→ WHAT IS NEEDED
Among the entries that follow, tally the lines with the string "inversores". Give no more than the number.

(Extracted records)
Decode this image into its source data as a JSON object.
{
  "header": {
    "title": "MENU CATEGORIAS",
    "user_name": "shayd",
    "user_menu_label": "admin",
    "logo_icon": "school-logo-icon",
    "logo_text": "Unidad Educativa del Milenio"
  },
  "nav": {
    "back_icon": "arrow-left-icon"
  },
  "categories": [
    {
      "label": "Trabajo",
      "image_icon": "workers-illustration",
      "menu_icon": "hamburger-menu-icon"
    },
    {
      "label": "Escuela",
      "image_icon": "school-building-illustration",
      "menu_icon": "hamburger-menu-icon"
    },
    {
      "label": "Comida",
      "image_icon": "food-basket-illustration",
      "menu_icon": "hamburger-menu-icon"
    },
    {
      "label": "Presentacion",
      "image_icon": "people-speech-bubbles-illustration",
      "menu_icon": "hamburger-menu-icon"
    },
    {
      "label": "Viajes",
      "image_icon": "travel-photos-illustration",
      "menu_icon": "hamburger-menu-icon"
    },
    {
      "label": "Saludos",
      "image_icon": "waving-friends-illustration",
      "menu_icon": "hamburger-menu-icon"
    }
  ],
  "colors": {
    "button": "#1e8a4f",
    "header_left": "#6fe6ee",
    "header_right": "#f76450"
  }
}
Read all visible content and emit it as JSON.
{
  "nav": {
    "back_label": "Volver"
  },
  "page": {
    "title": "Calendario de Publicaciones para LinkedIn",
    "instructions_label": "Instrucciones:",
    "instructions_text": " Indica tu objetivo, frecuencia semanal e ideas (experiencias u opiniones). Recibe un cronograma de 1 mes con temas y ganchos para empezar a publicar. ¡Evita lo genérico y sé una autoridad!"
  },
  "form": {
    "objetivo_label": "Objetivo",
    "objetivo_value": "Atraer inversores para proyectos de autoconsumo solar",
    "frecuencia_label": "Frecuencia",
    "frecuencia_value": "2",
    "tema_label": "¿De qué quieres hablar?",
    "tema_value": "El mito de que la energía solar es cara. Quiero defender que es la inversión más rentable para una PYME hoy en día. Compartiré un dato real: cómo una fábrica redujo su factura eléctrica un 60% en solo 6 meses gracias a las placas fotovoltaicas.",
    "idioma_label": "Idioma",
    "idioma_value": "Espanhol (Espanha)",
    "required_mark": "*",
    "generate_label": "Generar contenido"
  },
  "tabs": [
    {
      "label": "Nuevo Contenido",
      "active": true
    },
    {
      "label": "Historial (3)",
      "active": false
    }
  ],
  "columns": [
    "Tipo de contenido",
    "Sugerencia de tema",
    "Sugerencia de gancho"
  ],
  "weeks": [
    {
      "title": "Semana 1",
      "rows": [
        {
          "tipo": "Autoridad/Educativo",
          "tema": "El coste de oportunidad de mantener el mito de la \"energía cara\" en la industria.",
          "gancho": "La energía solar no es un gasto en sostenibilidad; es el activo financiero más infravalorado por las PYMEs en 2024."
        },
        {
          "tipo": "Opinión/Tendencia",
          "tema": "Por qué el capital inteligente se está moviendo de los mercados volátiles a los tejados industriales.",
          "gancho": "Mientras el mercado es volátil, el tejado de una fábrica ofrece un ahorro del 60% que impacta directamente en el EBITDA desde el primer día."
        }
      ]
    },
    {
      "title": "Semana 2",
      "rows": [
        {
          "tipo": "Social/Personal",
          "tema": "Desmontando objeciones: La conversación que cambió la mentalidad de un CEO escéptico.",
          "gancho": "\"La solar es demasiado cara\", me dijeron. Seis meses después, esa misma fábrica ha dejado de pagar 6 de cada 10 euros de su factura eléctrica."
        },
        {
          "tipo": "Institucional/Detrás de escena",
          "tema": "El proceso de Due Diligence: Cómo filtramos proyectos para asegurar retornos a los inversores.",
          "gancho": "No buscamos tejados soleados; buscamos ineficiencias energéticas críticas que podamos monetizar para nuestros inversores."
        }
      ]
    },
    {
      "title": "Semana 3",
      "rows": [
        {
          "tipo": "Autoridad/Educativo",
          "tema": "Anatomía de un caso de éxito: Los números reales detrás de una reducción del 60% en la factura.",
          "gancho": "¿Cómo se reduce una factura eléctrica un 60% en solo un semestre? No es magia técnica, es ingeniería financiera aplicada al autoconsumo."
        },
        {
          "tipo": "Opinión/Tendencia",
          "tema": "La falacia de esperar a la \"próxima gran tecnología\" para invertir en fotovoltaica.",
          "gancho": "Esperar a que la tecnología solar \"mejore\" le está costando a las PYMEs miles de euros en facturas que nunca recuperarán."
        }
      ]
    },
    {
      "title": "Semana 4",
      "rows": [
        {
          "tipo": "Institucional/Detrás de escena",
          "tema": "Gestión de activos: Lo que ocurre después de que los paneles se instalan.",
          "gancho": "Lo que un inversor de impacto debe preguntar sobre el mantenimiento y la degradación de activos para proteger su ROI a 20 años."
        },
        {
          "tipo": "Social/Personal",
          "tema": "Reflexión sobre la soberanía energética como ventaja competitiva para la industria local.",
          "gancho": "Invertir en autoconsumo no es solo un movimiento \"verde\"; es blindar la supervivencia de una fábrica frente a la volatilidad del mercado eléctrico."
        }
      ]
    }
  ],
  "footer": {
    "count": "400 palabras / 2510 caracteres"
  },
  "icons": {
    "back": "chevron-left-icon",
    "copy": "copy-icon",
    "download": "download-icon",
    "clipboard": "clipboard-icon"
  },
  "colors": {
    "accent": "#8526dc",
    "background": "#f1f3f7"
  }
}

→ WRITTEN ANSWER
3